### [What you have to do]
In the material below, identify each line bearing the word "this". Reproduce those lines.

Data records
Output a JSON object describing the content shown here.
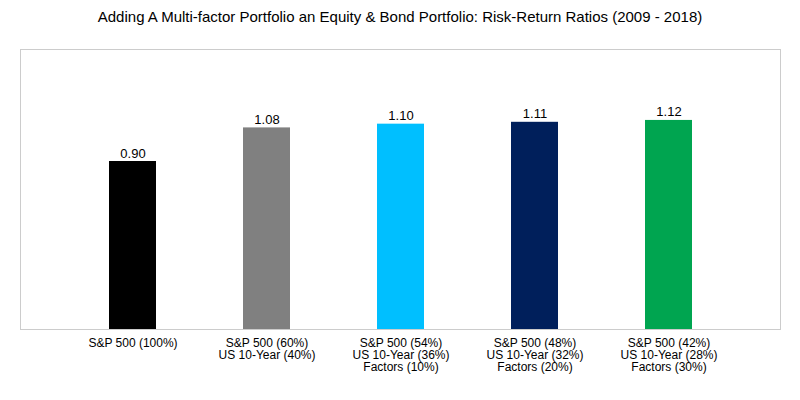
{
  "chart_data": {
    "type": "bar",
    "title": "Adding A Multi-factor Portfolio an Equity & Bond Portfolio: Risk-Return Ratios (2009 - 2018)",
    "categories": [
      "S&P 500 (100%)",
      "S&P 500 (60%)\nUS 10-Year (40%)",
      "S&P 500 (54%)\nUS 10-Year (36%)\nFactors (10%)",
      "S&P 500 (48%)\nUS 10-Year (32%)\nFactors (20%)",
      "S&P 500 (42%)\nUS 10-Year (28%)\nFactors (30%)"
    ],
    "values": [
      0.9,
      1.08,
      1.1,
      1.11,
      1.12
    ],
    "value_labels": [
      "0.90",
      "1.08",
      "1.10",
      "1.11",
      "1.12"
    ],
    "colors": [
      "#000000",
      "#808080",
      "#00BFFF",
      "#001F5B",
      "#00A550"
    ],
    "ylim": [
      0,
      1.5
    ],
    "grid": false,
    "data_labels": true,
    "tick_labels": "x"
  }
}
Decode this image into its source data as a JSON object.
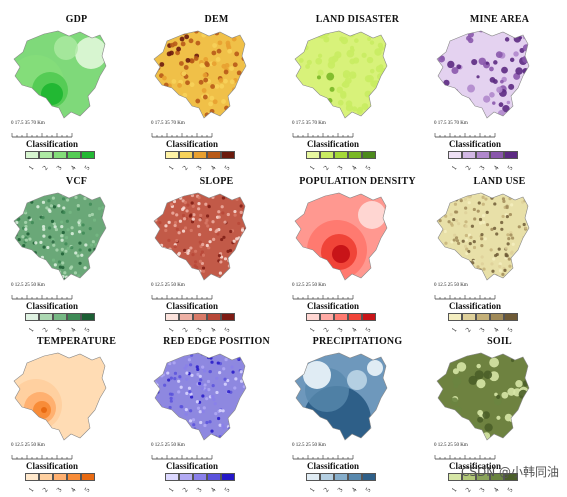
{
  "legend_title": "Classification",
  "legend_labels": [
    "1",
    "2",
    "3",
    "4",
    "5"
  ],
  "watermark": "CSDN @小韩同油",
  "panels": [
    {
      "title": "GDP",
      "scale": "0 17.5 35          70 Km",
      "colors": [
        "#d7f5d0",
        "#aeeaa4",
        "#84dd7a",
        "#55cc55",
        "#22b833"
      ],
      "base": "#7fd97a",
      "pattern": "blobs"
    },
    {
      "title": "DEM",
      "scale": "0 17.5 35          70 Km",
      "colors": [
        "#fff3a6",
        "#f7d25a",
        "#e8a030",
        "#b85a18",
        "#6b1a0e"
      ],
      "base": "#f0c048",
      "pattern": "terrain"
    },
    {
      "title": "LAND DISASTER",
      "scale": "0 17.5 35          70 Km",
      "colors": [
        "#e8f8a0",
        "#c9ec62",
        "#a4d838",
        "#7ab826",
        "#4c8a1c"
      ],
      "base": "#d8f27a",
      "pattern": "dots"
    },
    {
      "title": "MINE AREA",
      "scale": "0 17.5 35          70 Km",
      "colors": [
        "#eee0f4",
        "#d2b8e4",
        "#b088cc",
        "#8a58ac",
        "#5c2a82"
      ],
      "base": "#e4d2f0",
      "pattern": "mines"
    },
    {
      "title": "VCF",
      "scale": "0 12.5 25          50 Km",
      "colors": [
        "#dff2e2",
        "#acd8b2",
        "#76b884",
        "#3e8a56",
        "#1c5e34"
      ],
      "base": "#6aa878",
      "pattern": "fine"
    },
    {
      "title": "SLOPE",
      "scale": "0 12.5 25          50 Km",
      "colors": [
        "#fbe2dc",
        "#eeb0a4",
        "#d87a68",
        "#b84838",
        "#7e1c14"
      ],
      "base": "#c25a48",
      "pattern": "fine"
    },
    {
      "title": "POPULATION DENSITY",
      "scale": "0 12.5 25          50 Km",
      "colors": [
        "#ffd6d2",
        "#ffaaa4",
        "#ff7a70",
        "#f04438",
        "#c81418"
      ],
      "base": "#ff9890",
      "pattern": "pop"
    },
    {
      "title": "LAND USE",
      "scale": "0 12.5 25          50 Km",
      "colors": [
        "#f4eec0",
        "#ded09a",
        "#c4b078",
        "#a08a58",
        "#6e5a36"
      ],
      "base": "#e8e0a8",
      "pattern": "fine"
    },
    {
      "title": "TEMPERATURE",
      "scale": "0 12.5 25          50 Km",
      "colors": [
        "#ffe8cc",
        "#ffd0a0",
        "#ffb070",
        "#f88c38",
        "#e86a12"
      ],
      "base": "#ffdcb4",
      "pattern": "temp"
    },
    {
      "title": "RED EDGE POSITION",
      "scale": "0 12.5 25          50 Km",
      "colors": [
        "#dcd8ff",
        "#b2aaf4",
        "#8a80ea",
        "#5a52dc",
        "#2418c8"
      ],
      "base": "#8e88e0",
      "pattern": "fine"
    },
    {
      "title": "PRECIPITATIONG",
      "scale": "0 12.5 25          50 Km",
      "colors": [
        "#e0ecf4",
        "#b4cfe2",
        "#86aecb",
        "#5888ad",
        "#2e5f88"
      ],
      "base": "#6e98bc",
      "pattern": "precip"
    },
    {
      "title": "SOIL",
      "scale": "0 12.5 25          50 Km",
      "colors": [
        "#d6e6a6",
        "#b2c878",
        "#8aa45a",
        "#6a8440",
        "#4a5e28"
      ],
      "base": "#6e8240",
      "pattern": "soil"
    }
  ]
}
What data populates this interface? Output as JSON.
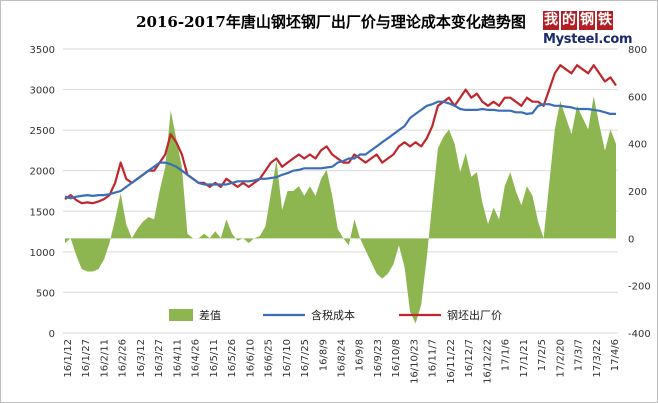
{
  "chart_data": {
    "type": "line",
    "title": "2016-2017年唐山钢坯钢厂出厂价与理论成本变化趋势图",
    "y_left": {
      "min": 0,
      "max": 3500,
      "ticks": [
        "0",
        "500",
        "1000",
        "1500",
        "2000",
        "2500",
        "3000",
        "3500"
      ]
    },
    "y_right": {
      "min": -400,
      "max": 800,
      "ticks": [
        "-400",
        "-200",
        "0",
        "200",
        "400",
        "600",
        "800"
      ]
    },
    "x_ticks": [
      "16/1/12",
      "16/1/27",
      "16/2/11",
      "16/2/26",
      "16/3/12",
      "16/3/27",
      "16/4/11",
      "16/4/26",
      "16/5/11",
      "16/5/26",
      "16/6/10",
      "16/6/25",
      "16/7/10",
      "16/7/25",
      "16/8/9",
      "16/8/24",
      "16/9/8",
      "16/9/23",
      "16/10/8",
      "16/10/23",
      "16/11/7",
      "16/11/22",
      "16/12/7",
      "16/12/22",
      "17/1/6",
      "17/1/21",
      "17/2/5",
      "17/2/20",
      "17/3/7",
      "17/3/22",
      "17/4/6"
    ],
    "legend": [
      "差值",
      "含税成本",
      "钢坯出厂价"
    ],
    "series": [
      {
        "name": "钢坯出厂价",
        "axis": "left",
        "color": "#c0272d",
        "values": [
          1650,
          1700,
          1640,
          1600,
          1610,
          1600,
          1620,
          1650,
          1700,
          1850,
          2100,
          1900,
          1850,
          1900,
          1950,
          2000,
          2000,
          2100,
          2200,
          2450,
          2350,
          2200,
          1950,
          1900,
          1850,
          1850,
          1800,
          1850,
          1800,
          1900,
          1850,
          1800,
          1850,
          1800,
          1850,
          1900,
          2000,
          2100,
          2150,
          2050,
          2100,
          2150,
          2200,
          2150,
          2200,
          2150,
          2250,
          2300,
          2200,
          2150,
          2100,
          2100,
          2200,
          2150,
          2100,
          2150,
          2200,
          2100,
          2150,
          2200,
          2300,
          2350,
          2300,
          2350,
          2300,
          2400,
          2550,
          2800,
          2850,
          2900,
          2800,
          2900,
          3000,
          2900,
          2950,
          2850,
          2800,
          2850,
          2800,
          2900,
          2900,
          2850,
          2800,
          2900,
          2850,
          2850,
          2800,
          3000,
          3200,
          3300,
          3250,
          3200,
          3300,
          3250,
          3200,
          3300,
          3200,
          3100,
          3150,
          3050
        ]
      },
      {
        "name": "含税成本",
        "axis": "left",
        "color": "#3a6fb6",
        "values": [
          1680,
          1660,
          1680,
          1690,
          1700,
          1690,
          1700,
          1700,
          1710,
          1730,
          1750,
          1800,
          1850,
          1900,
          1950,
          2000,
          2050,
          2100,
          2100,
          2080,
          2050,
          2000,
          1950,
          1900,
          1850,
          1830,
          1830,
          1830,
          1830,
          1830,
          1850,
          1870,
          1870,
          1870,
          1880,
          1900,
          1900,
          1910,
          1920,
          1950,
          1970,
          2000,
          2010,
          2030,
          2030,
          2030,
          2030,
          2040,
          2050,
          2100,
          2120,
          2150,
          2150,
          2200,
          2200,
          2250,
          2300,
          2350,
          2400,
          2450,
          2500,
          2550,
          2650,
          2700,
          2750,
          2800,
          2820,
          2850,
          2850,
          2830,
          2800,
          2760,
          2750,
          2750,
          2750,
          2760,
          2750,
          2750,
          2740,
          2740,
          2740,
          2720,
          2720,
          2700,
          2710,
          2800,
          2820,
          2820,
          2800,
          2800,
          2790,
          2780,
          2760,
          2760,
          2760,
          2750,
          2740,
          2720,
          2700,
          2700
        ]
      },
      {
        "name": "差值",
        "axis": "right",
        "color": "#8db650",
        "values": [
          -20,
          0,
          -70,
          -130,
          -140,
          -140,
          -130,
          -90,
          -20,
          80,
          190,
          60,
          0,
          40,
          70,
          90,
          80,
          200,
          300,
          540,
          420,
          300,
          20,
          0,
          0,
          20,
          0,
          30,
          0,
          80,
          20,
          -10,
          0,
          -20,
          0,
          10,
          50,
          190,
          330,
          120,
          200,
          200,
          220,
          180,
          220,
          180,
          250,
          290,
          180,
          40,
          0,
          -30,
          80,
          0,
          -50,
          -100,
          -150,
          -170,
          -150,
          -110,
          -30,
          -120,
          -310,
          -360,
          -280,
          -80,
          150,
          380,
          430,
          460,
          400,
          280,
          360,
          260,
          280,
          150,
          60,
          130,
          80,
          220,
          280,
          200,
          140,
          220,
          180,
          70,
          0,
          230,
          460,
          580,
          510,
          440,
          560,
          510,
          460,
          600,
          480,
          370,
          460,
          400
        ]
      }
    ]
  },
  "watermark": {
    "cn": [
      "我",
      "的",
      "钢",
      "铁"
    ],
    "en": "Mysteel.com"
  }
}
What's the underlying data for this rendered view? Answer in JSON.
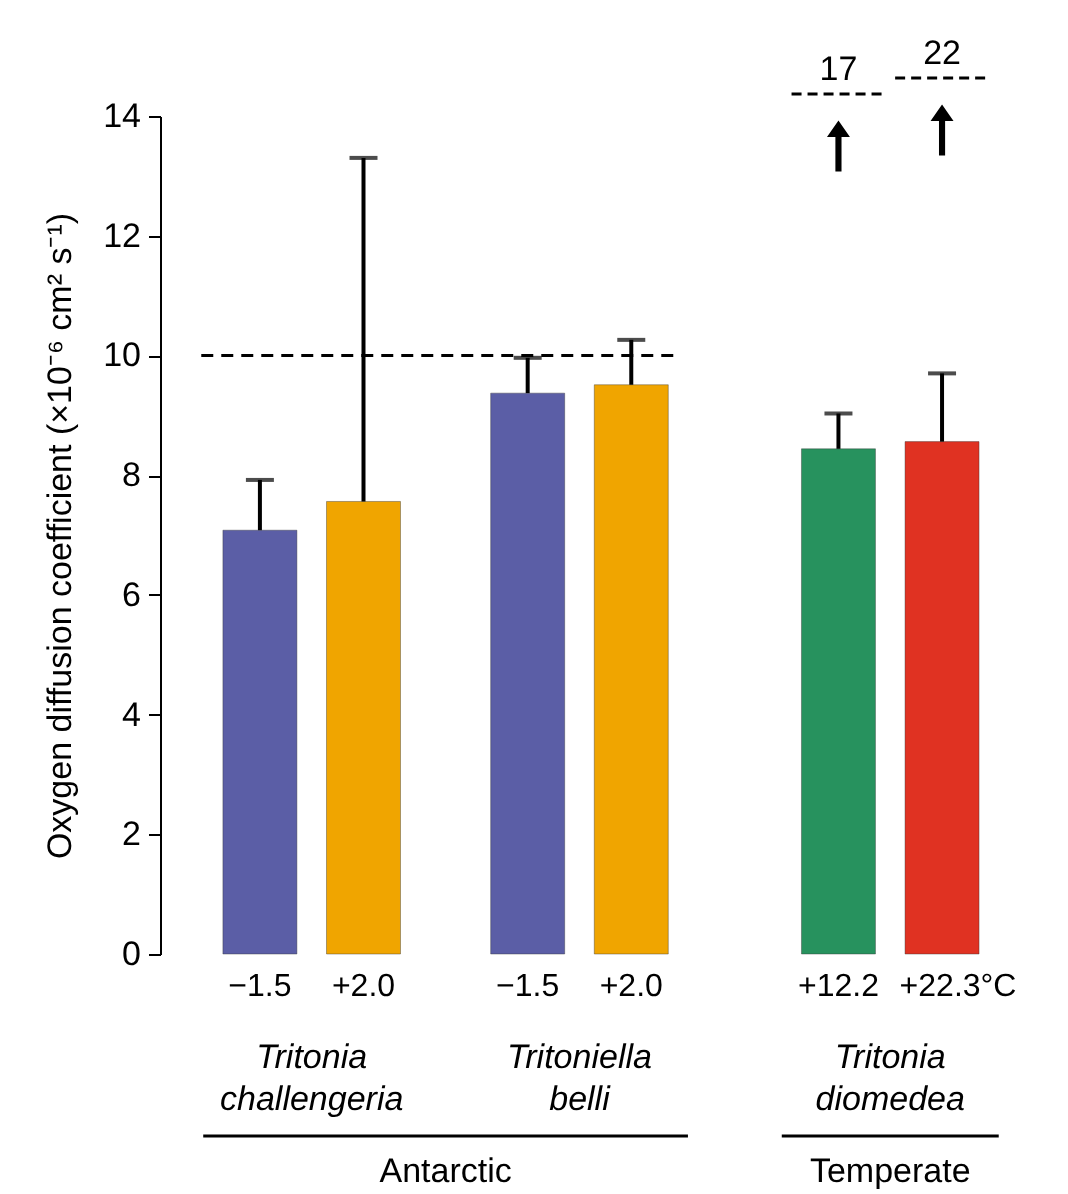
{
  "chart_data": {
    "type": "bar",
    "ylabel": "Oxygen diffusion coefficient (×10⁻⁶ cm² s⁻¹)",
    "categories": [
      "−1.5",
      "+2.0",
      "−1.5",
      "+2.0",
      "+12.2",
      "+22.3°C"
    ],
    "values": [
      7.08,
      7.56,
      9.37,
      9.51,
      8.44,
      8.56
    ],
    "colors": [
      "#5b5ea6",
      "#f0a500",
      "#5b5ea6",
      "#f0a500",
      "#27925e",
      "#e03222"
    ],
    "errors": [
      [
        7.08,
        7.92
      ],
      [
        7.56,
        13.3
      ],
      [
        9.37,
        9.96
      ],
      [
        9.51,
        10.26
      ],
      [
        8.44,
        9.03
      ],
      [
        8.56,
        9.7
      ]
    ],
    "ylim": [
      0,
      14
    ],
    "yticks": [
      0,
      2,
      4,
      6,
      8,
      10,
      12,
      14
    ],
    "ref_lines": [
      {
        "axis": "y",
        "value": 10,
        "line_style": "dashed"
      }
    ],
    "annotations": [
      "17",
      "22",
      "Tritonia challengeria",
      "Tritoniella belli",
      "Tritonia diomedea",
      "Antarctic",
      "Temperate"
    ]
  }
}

### [Final result]
Decode this image into its source data as a JSON object.
What data populates this interface? Output as JSON.
What's the underlying data for this rendered view? Answer in JSON.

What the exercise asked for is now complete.